Task input:
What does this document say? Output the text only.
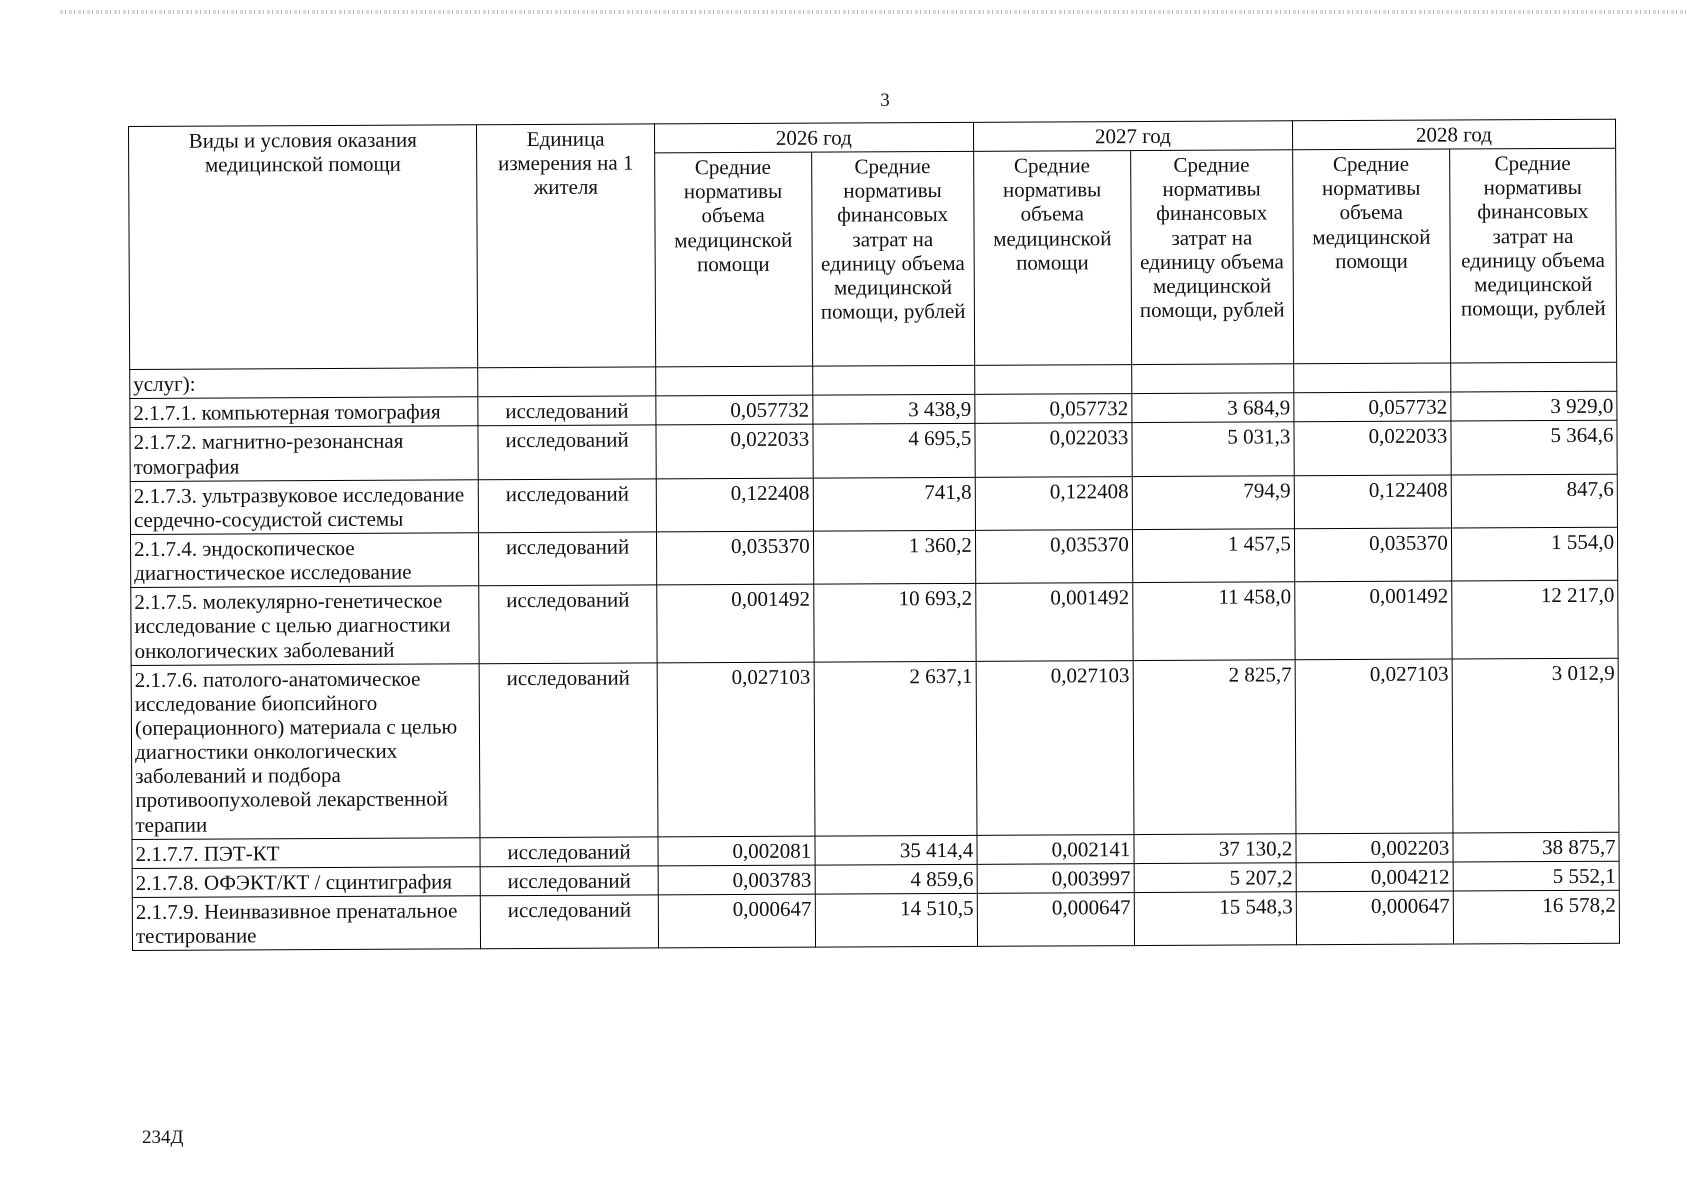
3
Виды и условия оказания медицинской помощи	Единица измерения на 1 жителя	2026 год		2027 год		2028 год	
		Средние нормативы объема медицинской помощи	Средние нормативы финансовых затрат на единицу объема медицинской помощи, рублей	Средние нормативы объема медицинской помощи	Средние нормативы финансовых затрат на единицу объема медицинской помощи, рублей	Средние нормативы объема медицинской помощи	Средние нормативы финансовых затрат на единицу объема медицинской помощи, рублей
услуг):							
2.1.7.1. компьютерная томография	исследований	0,057732	3 438,9	0,057732	3 684,9	0,057732	3 929,0
2.1.7.2. магнитно-резонансная томография	исследований	0,022033	4 695,5	0,022033	5 031,3	0,022033	5 364,6
2.1.7.3. ультразвуковое исследование сердечно-сосудистой системы	исследований	0,122408	741,8	0,122408	794,9	0,122408	847,6
2.1.7.4. эндоскопическое диагностическое исследование	исследований	0,035370	1 360,2	0,035370	1 457,5	0,035370	1 554,0
2.1.7.5. молекулярно-генетическое исследование с целью диагностики онкологических заболеваний	исследований	0,001492	10 693,2	0,001492	11 458,0	0,001492	12 217,0
2.1.7.6. патолого-анатомическое исследование биопсийного (операционного) материала с целью диагностики онкологических заболеваний и подбора противоопухолевой лекарственной терапии	исследований	0,027103	2 637,1	0,027103	2 825,7	0,027103	3 012,9
2.1.7.7. ПЭТ-КТ	исследований	0,002081	35 414,4	0,002141	37 130,2	0,002203	38 875,7
2.1.7.8. ОФЭКТ/КТ / сцинтиграфия	исследований	0,003783	4 859,6	0,003997	5 207,2	0,004212	5 552,1
2.1.7.9. Неинвазивное пренатальное тестирование	исследований	0,000647	14 510,5	0,000647	15 548,3	0,000647	16 578,2
234Д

Exercise description: Locate the word "медицинской" in the records above, and return each line that has it.

Task solution:
Виды и условия оказания медицинской помощи	Единица измерения на 1 жителя	2026 год		2027 год		2028 год	
		Средние нормативы объема медицинской помощи	Средние нормативы финансовых затрат на единицу объема медицинской помощи, рублей	Средние нормативы объема медицинской помощи	Средние нормативы финансовых затрат на единицу объема медицинской помощи, рублей	Средние нормативы объема медицинской помощи	Средние нормативы финансовых затрат на единицу объема медицинской помощи, рублей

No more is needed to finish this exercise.